### EXERCISE INSTRUCTIONS
Repeat the whole listing exactly as written.

#### MATERIAL ####

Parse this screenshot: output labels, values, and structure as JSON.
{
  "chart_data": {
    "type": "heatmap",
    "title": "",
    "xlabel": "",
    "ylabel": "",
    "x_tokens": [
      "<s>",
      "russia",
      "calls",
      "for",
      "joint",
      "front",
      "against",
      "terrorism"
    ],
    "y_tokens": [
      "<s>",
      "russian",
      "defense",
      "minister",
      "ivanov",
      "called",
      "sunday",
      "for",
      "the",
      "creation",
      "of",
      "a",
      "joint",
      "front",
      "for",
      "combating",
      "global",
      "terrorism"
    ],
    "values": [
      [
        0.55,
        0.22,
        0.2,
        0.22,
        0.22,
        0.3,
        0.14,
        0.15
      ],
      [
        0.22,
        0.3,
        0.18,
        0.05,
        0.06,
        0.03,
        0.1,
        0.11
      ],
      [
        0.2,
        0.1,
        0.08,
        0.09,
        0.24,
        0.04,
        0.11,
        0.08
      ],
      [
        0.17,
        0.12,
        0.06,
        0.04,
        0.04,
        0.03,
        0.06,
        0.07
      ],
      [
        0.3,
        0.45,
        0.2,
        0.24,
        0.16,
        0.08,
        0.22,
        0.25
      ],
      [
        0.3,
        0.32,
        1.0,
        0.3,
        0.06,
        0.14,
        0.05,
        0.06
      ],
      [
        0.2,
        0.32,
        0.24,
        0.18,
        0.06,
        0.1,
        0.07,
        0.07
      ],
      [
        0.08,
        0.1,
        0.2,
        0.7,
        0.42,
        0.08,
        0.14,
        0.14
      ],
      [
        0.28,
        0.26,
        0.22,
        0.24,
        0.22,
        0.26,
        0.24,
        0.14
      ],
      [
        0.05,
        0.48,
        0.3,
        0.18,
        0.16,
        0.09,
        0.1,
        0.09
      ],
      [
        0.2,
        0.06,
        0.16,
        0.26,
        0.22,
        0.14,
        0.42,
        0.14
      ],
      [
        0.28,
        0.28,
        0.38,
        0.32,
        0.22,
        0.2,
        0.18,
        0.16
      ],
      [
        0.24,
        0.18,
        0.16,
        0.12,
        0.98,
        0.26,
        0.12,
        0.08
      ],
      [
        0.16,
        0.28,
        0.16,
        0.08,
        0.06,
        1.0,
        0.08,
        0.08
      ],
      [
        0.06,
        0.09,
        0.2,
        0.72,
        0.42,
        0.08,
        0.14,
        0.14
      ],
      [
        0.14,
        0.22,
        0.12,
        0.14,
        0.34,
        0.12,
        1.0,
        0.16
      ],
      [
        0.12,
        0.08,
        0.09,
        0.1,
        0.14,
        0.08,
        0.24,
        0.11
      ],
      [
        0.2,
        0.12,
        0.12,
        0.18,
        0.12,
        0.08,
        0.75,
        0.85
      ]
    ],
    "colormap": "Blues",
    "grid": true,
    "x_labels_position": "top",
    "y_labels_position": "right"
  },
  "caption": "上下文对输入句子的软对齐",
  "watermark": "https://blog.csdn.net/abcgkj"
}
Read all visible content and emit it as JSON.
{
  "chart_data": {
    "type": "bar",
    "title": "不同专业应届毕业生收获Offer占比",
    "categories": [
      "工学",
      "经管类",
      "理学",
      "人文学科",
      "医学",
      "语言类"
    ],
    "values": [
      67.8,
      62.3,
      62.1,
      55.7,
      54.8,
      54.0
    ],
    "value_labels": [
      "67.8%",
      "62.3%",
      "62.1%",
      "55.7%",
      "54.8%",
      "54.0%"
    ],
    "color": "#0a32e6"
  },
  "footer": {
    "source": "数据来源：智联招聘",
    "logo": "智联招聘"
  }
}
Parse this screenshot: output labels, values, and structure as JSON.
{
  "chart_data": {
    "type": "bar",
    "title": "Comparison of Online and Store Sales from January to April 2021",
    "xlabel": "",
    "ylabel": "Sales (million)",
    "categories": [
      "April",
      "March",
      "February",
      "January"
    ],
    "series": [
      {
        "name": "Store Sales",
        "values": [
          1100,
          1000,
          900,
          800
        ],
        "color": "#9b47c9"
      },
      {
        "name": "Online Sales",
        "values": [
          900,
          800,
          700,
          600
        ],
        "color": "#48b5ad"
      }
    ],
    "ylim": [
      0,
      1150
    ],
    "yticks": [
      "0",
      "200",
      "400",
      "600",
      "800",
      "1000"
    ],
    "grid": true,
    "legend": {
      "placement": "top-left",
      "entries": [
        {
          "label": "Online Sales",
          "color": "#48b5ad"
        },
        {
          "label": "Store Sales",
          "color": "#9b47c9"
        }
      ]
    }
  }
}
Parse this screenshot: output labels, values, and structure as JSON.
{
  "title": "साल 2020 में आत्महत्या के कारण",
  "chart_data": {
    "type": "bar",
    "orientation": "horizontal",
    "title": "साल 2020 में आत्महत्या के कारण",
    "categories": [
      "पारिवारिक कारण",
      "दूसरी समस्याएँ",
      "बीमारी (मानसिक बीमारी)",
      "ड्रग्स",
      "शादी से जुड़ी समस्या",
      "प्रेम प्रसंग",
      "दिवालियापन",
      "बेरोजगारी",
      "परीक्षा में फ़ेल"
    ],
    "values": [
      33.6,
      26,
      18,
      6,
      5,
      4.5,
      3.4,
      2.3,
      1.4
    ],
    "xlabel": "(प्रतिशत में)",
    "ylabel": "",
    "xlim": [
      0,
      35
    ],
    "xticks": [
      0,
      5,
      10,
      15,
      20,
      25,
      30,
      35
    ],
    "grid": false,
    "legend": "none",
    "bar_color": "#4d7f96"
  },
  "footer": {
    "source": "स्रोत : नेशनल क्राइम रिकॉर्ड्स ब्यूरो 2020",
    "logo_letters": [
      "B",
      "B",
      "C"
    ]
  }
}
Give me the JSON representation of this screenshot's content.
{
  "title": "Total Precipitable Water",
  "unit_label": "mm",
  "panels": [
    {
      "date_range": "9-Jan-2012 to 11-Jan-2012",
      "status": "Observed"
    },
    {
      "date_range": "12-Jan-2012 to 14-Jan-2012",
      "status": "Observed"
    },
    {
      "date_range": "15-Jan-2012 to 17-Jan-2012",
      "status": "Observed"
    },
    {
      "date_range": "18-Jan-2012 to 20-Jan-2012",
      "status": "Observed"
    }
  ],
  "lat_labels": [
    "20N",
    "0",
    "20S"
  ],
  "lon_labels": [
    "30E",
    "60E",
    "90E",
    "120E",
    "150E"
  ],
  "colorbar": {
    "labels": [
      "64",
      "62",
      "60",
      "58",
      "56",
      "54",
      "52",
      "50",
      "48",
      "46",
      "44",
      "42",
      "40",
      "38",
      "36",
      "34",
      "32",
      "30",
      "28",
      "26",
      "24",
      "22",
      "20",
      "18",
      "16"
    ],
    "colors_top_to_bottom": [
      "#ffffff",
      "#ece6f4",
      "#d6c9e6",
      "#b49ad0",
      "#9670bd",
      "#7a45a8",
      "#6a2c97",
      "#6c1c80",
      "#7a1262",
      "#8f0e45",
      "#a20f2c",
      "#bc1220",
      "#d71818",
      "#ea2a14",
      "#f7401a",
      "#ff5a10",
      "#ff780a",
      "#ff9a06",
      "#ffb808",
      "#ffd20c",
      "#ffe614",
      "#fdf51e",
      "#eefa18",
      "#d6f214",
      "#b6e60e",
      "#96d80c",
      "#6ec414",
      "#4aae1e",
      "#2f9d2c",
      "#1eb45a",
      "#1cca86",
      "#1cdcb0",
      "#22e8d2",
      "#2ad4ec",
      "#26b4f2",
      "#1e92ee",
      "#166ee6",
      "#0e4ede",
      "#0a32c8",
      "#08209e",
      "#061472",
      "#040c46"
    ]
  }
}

####

### COMPLETE OUTPUT
Parse this screenshot: output labels, values, and structure as JSON.
{
  "chart_data": {
    "type": "heatmap",
    "title": "",
    "xlabel": "",
    "ylabel": "",
    "x_tokens": [
      "<s>",
      "russia",
      "calls",
      "for",
      "joint",
      "front",
      "against",
      "terrorism"
    ],
    "y_tokens": [
      "<s>",
      "russian",
      "defense",
      "minister",
      "ivanov",
      "called",
      "sunday",
      "for",
      "the",
      "creation",
      "of",
      "a",
      "joint",
      "front",
      "for",
      "combating",
      "global",
      "terrorism"
    ],
    "values": [
      [
        0.55,
        0.22,
        0.2,
        0.22,
        0.22,
        0.3,
        0.14,
        0.15
      ],
      [
        0.22,
        0.3,
        0.18,
        0.05,
        0.06,
        0.03,
        0.1,
        0.11
      ],
      [
        0.2,
        0.1,
        0.08,
        0.09,
        0.24,
        0.04,
        0.11,
        0.08
      ],
      [
        0.17,
        0.12,
        0.06,
        0.04,
        0.04,
        0.03,
        0.06,
        0.07
      ],
      [
        0.3,
        0.45,
        0.2,
        0.24,
        0.16,
        0.08,
        0.22,
        0.25
      ],
      [
        0.3,
        0.32,
        1.0,
        0.3,
        0.06,
        0.14,
        0.05,
        0.06
      ],
      [
        0.2,
        0.32,
        0.24,
        0.18,
        0.06,
        0.1,
        0.07,
        0.07
      ],
      [
        0.08,
        0.1,
        0.2,
        0.7,
        0.42,
        0.08,
        0.14,
        0.14
      ],
      [
        0.28,
        0.26,
        0.22,
        0.24,
        0.22,
        0.26,
        0.24,
        0.14
      ],
      [
        0.05,
        0.48,
        0.3,
        0.18,
        0.16,
        0.09,
        0.1,
        0.09
      ],
      [
        0.2,
        0.06,
        0.16,
        0.26,
        0.22,
        0.14,
        0.42,
        0.14
      ],
      [
        0.28,
        0.28,
        0.38,
        0.32,
        0.22,
        0.2,
        0.18,
        0.16
      ],
      [
        0.24,
        0.18,
        0.16,
        0.12,
        0.98,
        0.26,
        0.12,
        0.08
      ],
      [
        0.16,
        0.28,
        0.16,
        0.08,
        0.06,
        1.0,
        0.08,
        0.08
      ],
      [
        0.06,
        0.09,
        0.2,
        0.72,
        0.42,
        0.08,
        0.14,
        0.14
      ],
      [
        0.14,
        0.22,
        0.12,
        0.14,
        0.34,
        0.12,
        1.0,
        0.16
      ],
      [
        0.12,
        0.08,
        0.09,
        0.1,
        0.14,
        0.08,
        0.24,
        0.11
      ],
      [
        0.2,
        0.12,
        0.12,
        0.18,
        0.12,
        0.08,
        0.75,
        0.85
      ]
    ],
    "colormap": "Blues",
    "grid": true,
    "x_labels_position": "top",
    "y_labels_position": "right"
  },
  "caption": "上下文对输入句子的软对齐",
  "watermark": "https://blog.csdn.net/abcgkj"
}
Read all visible content and emit it as JSON.
{
  "chart_data": {
    "type": "bar",
    "title": "不同专业应届毕业生收获Offer占比",
    "categories": [
      "工学",
      "经管类",
      "理学",
      "人文学科",
      "医学",
      "语言类"
    ],
    "values": [
      67.8,
      62.3,
      62.1,
      55.7,
      54.8,
      54.0
    ],
    "value_labels": [
      "67.8%",
      "62.3%",
      "62.1%",
      "55.7%",
      "54.8%",
      "54.0%"
    ],
    "color": "#0a32e6"
  },
  "footer": {
    "source": "数据来源：智联招聘",
    "logo": "智联招聘"
  }
}
Parse this screenshot: output labels, values, and structure as JSON.
{
  "chart_data": {
    "type": "bar",
    "title": "Comparison of Online and Store Sales from January to April 2021",
    "xlabel": "",
    "ylabel": "Sales (million)",
    "categories": [
      "April",
      "March",
      "February",
      "January"
    ],
    "series": [
      {
        "name": "Store Sales",
        "values": [
          1100,
          1000,
          900,
          800
        ],
        "color": "#9b47c9"
      },
      {
        "name": "Online Sales",
        "values": [
          900,
          800,
          700,
          600
        ],
        "color": "#48b5ad"
      }
    ],
    "ylim": [
      0,
      1150
    ],
    "yticks": [
      "0",
      "200",
      "400",
      "600",
      "800",
      "1000"
    ],
    "grid": true,
    "legend": {
      "placement": "top-left",
      "entries": [
        {
          "label": "Online Sales",
          "color": "#48b5ad"
        },
        {
          "label": "Store Sales",
          "color": "#9b47c9"
        }
      ]
    }
  }
}
Parse this screenshot: output labels, values, and structure as JSON.
{
  "title": "साल 2020 में आत्महत्या के कारण",
  "chart_data": {
    "type": "bar",
    "orientation": "horizontal",
    "title": "साल 2020 में आत्महत्या के कारण",
    "categories": [
      "पारिवारिक कारण",
      "दूसरी समस्याएँ",
      "बीमारी (मानसिक बीमारी)",
      "ड्रग्स",
      "शादी से जुड़ी समस्या",
      "प्रेम प्रसंग",
      "दिवालियापन",
      "बेरोजगारी",
      "परीक्षा में फ़ेल"
    ],
    "values": [
      33.6,
      26,
      18,
      6,
      5,
      4.5,
      3.4,
      2.3,
      1.4
    ],
    "xlabel": "(प्रतिशत में)",
    "ylabel": "",
    "xlim": [
      0,
      35
    ],
    "xticks": [
      0,
      5,
      10,
      15,
      20,
      25,
      30,
      35
    ],
    "grid": false,
    "legend": "none",
    "bar_color": "#4d7f96"
  },
  "footer": {
    "source": "स्रोत : नेशनल क्राइम रिकॉर्ड्स ब्यूरो 2020",
    "logo_letters": [
      "B",
      "B",
      "C"
    ]
  }
}
Give me the JSON representation of this screenshot's content.
{
  "title": "Total Precipitable Water",
  "unit_label": "mm",
  "panels": [
    {
      "date_range": "9-Jan-2012 to 11-Jan-2012",
      "status": "Observed"
    },
    {
      "date_range": "12-Jan-2012 to 14-Jan-2012",
      "status": "Observed"
    },
    {
      "date_range": "15-Jan-2012 to 17-Jan-2012",
      "status": "Observed"
    },
    {
      "date_range": "18-Jan-2012 to 20-Jan-2012",
      "status": "Observed"
    }
  ],
  "lat_labels": [
    "20N",
    "0",
    "20S"
  ],
  "lon_labels": [
    "30E",
    "60E",
    "90E",
    "120E",
    "150E"
  ],
  "colorbar": {
    "labels": [
      "64",
      "62",
      "60",
      "58",
      "56",
      "54",
      "52",
      "50",
      "48",
      "46",
      "44",
      "42",
      "40",
      "38",
      "36",
      "34",
      "32",
      "30",
      "28",
      "26",
      "24",
      "22",
      "20",
      "18",
      "16"
    ],
    "colors_top_to_bottom": [
      "#ffffff",
      "#ece6f4",
      "#d6c9e6",
      "#b49ad0",
      "#9670bd",
      "#7a45a8",
      "#6a2c97",
      "#6c1c80",
      "#7a1262",
      "#8f0e45",
      "#a20f2c",
      "#bc1220",
      "#d71818",
      "#ea2a14",
      "#f7401a",
      "#ff5a10",
      "#ff780a",
      "#ff9a06",
      "#ffb808",
      "#ffd20c",
      "#ffe614",
      "#fdf51e",
      "#eefa18",
      "#d6f214",
      "#b6e60e",
      "#96d80c",
      "#6ec414",
      "#4aae1e",
      "#2f9d2c",
      "#1eb45a",
      "#1cca86",
      "#1cdcb0",
      "#22e8d2",
      "#2ad4ec",
      "#26b4f2",
      "#1e92ee",
      "#166ee6",
      "#0e4ede",
      "#0a32c8",
      "#08209e",
      "#061472",
      "#040c46"
    ]
  }
}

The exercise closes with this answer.